Source text
____
5. A second canoco analysis was carried out in which the managed sites were treated as passive samples. This model was used to measure the distances between the heath, successional and managed sites. These distances provided measures of management success and the resilience of the treated late-successional ecosystem.

6. The successional species present before management affected the success of reversion; management of Pinus sylvestris sites was generally more successful than management of others sites, especially those invaded by Betula. The most significant effect of different management techniques resulted from litter-stripping, which reduced the nutrients available and improved and accelerated the success of reversion.


Dorset heaths have declined dramatically in area, diversity and structure over the last century (Chapman, Clarke & Webb 1989; Webb 1990). One cause of these losses has been an increase in scrub invasion and succession to woodland (Webb 1990) because of a decline in management practices that inhibit the succession of heath to woodland.

As succession occurs on heathland, the species composition of the site changes (Miles 1981; Mitchell et al. 1997). However, management to reverse succession and restore heathland is usually targeted at a few species, i.e. the major invasive species, which on the Dorset heaths are Betula spp., Pinus sylvestris (L.), Pteridium aquilinum (L. Kuhn) and Rhododendron ponticum (L.). The ability of the invaders to recover or persist after management, i.e. the resilience of the successional stage, will influence the success of conservation management to restore heathland.

Heathlands are generally found on nutrient-poor and infertile soils (Gimingham 1992). As succession occurs soil chemical properties change (Miles 1981, 1985; Mitchell et al. 1997). The greatest changes occur when Betula spp. invade, resulting in increased pH, exchangeable calcium and extractable phosphorus (Miles 1981; Mitchell et al. 1997). Increased concentrations of other soil nutrients are associated with different successional trajectories; extractable ammonium–nitrogen, nitrate/nitrite–nitrogen and exchangeable potassium increased with Pteridium aquilinum and Ulex europaeus (L.) successions, sodium increased with Rhododendron ponticum succession, and organic matter increased with Pinus sylvestris succession on Dorset heaths (Mitchell et al. 1997).
____
Required task a
In the entries below, reproduce the lines exactly, beginning at the line that contains "nav-label: Family &" and ending after the line that contains "close-button[interactable] — [742, 1, 787, 31]".

Extracted entries
____
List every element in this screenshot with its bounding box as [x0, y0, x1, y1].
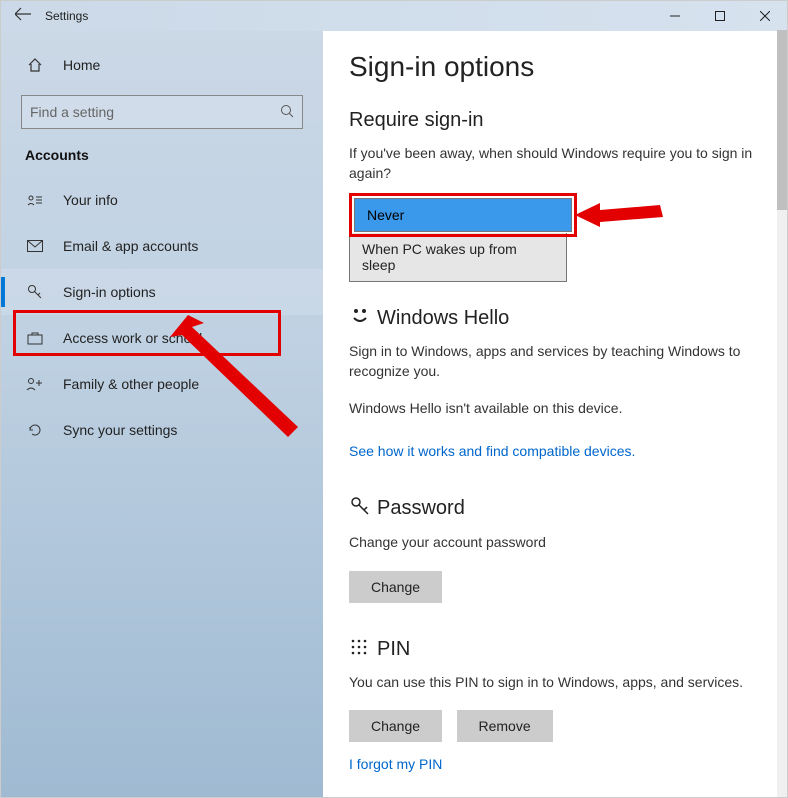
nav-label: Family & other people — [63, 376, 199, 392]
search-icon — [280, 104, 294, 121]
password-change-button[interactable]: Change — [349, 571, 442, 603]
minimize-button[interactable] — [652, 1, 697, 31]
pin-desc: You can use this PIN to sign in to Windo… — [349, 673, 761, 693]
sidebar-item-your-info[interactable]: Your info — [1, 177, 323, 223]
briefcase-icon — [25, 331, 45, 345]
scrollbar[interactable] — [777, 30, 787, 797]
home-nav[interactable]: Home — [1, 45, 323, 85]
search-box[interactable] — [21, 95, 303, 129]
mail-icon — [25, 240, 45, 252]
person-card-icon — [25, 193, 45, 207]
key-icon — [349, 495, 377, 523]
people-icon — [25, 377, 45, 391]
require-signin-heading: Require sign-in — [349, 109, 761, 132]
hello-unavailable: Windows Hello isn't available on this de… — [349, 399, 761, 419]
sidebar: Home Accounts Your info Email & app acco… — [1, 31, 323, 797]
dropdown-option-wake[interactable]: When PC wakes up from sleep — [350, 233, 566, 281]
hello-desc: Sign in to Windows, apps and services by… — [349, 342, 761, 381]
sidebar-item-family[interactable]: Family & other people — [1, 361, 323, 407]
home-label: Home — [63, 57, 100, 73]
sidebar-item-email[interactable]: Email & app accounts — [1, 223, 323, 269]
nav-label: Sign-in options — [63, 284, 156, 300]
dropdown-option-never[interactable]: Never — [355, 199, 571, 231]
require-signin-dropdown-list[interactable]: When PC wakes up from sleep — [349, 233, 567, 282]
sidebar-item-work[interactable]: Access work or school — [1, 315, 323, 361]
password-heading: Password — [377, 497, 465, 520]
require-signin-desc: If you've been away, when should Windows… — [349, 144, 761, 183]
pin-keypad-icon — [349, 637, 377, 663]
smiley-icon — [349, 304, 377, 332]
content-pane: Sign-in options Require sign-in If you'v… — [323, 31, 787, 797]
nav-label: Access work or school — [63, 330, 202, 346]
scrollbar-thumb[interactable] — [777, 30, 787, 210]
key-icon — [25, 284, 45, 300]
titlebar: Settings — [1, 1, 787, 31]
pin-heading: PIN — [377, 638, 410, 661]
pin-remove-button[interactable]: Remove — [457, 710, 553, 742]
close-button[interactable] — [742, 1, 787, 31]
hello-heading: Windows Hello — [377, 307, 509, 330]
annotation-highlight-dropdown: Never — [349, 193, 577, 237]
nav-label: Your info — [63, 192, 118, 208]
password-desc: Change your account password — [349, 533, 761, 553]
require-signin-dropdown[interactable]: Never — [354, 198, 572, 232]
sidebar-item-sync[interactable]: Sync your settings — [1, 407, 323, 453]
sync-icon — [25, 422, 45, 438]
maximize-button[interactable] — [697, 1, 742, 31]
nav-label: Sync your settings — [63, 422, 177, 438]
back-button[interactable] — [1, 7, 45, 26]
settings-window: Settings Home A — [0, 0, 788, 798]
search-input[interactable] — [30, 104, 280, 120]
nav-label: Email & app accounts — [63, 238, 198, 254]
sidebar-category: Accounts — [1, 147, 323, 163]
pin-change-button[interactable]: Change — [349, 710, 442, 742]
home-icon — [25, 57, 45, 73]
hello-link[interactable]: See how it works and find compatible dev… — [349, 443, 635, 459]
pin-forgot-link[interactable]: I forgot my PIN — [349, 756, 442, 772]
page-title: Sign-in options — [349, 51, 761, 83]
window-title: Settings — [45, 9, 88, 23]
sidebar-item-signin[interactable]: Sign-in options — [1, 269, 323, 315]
____
Required task b
According to the heathland text, which management technique had the most significant effect on the success of reversion?

Correct answer a
nav-label: Family & other people — [63, 376, 199, 392]
search-icon — [280, 104, 294, 121]
password-change-button[interactable]: Change — [349, 571, 442, 603]
minimize-button[interactable] — [652, 1, 697, 31]
pin-desc: You can use this PIN to sign in to Windo… — [349, 673, 761, 693]
sidebar-item-your-info[interactable]: Your info — [1, 177, 323, 223]
briefcase-icon — [25, 331, 45, 345]
scrollbar[interactable] — [777, 30, 787, 797]
home-nav[interactable]: Home — [1, 45, 323, 85]
search-box[interactable] — [21, 95, 303, 129]
mail-icon — [25, 240, 45, 252]
person-card-icon — [25, 193, 45, 207]
key-icon — [349, 495, 377, 523]
people-icon — [25, 377, 45, 391]
require-signin-heading: Require sign-in — [349, 109, 761, 132]
hello-unavailable: Windows Hello isn't available on this de… — [349, 399, 761, 419]
sidebar: Home Accounts Your info Email & app acco… — [1, 31, 323, 797]
dropdown-option-wake[interactable]: When PC wakes up from sleep — [350, 233, 566, 281]
hello-desc: Sign in to Windows, apps and services by… — [349, 342, 761, 381]
sidebar-item-family[interactable]: Family & other people — [1, 361, 323, 407]
home-label: Home — [63, 57, 100, 73]
sidebar-item-email[interactable]: Email & app accounts — [1, 223, 323, 269]
nav-label: Sign-in options — [63, 284, 156, 300]
dropdown-option-never[interactable]: Never — [355, 199, 571, 231]
require-signin-dropdown-list[interactable]: When PC wakes up from sleep — [349, 233, 567, 282]
sidebar-item-work[interactable]: Access work or school — [1, 315, 323, 361]
password-heading: Password — [377, 497, 465, 520]
require-signin-desc: If you've been away, when should Windows… — [349, 144, 761, 183]
pin-keypad-icon — [349, 637, 377, 663]
smiley-icon — [349, 304, 377, 332]
content-pane: Sign-in options Require sign-in If you'v… — [323, 31, 787, 797]
nav-label: Access work or school — [63, 330, 202, 346]
scrollbar-thumb[interactable] — [777, 30, 787, 210]
key-icon — [25, 284, 45, 300]
titlebar: Settings — [1, 1, 787, 31]
pin-heading: PIN — [377, 638, 410, 661]
pin-remove-button[interactable]: Remove — [457, 710, 553, 742]
close-button[interactable] — [742, 1, 787, 31]

Correct answer b
Litter-stripping, which reduced the available nutrients and improved and accelerated the success of reversion.